PROBLEM STATEMENT
Keep only the lines where "Estimation" appears.

# RECORDED DATA start

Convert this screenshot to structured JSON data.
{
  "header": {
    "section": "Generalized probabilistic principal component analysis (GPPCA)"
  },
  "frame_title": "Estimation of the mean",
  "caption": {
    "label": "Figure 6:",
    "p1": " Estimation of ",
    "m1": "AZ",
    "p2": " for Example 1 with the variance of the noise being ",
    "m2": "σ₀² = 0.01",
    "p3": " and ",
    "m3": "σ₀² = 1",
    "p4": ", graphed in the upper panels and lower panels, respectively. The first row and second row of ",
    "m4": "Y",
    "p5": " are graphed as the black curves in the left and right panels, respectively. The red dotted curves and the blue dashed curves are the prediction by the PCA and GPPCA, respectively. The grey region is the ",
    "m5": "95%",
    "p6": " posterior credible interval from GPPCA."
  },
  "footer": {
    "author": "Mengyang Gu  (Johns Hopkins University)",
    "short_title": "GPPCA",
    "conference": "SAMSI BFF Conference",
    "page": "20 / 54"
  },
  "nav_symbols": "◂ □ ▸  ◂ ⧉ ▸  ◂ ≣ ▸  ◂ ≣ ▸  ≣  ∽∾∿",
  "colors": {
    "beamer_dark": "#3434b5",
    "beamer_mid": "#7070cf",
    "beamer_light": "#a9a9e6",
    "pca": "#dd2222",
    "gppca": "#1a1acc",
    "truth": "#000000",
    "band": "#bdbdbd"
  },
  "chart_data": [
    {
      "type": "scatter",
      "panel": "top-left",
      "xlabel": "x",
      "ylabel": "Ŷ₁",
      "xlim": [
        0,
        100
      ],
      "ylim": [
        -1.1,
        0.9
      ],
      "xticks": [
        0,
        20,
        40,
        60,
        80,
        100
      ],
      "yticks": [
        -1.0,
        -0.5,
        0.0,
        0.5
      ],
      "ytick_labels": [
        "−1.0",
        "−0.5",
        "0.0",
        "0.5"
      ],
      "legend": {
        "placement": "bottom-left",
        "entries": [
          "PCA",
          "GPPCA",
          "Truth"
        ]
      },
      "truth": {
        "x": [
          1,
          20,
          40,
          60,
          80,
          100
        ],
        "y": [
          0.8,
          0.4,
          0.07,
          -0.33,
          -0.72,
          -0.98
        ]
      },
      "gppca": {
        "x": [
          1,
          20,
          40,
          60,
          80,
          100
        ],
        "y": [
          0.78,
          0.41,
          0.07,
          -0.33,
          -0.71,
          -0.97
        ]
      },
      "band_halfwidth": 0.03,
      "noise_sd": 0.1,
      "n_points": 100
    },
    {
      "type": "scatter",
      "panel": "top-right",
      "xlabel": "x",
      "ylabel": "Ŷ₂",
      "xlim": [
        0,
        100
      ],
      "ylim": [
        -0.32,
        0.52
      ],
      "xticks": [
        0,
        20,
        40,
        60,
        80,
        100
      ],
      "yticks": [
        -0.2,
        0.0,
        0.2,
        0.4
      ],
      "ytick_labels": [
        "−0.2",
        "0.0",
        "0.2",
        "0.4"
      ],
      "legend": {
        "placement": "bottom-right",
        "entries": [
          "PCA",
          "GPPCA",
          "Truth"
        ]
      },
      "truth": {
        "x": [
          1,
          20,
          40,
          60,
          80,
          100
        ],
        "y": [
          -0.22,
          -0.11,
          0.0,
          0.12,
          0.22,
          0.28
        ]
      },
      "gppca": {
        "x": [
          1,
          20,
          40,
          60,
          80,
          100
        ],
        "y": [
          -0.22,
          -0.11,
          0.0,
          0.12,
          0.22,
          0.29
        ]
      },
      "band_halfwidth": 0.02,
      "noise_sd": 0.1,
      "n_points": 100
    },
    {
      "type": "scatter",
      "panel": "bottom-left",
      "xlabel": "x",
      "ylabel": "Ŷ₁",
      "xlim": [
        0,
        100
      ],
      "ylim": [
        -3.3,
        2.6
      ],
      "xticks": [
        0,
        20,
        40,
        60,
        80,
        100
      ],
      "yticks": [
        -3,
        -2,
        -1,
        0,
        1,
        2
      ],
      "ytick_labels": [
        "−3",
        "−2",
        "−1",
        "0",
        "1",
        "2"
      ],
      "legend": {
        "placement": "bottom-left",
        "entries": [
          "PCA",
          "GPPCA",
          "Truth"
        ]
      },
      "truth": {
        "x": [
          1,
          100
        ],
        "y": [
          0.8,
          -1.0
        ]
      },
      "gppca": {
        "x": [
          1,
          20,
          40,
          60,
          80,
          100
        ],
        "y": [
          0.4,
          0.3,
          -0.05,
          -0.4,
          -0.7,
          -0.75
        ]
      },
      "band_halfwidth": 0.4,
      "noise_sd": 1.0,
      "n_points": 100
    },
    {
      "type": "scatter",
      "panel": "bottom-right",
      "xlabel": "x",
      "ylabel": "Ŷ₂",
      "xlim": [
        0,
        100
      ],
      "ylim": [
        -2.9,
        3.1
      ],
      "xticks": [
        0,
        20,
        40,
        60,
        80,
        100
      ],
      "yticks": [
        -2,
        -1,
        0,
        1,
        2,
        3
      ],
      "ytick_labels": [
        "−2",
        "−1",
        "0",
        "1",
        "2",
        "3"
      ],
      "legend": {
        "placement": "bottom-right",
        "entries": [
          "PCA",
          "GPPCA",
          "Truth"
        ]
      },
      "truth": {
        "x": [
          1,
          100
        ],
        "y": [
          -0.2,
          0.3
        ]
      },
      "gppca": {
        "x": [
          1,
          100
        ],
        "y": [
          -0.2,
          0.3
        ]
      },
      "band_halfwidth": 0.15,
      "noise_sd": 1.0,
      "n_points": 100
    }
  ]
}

# RECORDED DATA end

SOLUTION TO THE EXERCISE
  "frame_title": "Estimation of the mean",
    "p1": " Estimation of ",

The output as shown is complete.